* What to produce *
Where a line of the listing below includes the word "this", reproduce that line.

* Excerpted records *
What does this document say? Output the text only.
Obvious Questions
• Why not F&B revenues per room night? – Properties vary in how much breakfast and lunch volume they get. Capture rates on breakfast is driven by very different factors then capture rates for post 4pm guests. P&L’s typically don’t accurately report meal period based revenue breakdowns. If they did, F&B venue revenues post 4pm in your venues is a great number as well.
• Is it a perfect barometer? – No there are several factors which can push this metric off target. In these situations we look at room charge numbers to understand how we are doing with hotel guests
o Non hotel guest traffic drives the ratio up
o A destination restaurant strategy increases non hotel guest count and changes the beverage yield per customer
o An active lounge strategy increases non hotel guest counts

* Result *
What does this document say? Output the text only.
• Is it a perfect barometer? – No there are several factors which can push this metric off target. In these situations we look at room charge numbers to understand how we are doing with hotel guests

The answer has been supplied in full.